- **Task instructions**
Scan the lines and state how many carry "JSON". Leave out everything but the number.
⟨
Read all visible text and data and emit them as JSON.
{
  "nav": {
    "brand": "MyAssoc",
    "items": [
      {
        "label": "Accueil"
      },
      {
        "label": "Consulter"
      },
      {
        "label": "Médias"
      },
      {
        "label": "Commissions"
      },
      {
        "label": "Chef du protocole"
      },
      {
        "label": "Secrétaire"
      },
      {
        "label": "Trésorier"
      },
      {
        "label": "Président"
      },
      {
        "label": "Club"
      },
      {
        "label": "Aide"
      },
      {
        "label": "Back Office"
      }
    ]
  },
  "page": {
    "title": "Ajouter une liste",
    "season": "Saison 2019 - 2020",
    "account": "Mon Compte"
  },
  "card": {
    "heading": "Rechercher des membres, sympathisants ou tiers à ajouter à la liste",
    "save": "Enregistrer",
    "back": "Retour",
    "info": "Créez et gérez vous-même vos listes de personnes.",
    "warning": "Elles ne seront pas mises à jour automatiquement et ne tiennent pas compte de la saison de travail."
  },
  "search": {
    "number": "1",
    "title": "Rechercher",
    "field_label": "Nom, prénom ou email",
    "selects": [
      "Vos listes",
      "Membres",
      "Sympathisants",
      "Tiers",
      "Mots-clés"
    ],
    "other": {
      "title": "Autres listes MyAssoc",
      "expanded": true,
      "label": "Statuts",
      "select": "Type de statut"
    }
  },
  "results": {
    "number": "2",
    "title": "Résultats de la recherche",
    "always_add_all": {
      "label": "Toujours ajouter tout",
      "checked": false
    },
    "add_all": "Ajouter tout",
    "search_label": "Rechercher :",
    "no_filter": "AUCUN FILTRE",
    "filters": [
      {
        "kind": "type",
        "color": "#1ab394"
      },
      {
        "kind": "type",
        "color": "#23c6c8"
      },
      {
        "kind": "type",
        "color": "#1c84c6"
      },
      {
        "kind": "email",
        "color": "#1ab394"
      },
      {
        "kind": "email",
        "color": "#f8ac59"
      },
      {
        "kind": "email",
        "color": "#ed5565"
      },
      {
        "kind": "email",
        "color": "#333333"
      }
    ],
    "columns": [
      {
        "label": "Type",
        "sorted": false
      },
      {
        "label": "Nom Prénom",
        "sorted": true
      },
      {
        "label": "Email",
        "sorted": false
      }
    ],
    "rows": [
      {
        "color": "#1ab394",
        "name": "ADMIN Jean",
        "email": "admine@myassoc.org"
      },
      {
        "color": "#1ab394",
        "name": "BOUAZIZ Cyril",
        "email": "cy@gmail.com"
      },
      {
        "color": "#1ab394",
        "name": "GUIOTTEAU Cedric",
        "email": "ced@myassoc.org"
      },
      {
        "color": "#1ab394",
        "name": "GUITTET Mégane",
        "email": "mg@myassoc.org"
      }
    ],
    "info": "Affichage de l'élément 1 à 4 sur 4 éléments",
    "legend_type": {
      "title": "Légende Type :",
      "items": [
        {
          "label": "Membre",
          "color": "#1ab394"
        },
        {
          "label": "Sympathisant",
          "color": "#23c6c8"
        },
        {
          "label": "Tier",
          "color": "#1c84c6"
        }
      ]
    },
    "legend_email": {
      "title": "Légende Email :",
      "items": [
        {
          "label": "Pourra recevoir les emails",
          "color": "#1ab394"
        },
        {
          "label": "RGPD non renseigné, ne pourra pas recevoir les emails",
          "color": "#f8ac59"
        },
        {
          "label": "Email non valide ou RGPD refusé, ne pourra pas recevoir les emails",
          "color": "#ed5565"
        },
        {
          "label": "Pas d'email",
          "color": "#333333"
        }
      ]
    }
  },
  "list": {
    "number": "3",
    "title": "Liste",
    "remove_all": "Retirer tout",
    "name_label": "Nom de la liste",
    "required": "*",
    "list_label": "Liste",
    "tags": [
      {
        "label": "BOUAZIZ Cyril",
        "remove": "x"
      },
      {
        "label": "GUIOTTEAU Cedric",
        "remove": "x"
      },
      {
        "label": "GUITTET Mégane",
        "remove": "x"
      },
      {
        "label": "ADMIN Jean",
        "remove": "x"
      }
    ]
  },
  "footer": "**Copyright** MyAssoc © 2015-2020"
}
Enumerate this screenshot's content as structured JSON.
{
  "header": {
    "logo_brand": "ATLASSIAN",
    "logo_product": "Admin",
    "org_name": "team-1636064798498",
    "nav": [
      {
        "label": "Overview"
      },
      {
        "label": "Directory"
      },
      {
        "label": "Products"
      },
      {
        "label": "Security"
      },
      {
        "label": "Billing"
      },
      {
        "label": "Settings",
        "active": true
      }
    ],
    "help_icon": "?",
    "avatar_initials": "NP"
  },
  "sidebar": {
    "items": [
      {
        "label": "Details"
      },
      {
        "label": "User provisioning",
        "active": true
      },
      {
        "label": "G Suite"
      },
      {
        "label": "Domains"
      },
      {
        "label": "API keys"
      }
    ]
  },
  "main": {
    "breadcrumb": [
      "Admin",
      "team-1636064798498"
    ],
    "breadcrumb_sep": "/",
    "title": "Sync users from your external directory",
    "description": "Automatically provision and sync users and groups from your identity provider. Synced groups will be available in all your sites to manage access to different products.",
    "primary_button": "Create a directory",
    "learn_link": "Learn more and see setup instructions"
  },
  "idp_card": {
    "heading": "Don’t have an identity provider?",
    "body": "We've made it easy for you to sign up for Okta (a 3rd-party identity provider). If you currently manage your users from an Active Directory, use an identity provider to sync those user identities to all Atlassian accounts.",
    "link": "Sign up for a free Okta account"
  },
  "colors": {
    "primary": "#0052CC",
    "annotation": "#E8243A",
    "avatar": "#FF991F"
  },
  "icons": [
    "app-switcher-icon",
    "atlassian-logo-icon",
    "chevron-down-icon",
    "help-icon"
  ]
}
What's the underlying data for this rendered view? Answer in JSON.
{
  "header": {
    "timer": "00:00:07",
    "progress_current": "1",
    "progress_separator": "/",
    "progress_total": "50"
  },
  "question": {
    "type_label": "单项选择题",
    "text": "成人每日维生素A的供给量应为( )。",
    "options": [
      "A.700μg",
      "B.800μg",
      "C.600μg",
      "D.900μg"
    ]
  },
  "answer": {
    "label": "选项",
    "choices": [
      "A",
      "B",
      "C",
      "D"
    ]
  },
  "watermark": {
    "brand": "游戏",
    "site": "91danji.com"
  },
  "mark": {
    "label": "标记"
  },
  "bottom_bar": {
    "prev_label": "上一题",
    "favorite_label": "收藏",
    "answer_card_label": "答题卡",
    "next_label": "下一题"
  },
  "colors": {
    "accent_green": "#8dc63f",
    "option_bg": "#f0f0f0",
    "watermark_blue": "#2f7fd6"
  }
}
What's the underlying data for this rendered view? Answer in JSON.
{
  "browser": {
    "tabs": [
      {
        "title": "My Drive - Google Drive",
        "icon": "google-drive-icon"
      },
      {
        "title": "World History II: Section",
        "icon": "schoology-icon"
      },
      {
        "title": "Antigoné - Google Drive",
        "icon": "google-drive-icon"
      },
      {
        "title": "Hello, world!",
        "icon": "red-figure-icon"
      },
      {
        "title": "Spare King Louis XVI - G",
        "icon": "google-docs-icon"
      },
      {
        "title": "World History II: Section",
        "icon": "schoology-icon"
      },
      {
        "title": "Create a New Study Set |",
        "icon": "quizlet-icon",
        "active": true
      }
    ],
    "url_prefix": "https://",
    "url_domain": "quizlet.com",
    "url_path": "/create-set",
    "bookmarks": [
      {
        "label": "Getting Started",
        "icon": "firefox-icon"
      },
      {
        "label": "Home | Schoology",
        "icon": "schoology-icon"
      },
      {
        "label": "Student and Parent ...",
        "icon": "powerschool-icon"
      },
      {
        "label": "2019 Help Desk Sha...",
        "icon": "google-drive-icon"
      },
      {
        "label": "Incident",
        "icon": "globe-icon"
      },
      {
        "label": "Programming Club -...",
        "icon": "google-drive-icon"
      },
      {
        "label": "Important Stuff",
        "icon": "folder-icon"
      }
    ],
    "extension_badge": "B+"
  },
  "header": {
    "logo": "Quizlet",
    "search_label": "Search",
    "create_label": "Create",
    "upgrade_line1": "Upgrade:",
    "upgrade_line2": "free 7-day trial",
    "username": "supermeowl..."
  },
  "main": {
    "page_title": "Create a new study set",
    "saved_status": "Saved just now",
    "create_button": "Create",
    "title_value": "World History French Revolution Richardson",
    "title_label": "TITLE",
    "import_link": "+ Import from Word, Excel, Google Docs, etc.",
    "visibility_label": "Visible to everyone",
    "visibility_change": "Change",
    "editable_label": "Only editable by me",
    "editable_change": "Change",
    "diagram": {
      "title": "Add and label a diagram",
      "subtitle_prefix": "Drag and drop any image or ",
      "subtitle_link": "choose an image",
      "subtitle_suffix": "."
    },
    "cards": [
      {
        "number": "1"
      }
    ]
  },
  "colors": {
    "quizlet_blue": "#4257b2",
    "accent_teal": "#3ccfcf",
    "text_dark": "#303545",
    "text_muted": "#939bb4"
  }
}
⟩
- **Expected answer**
4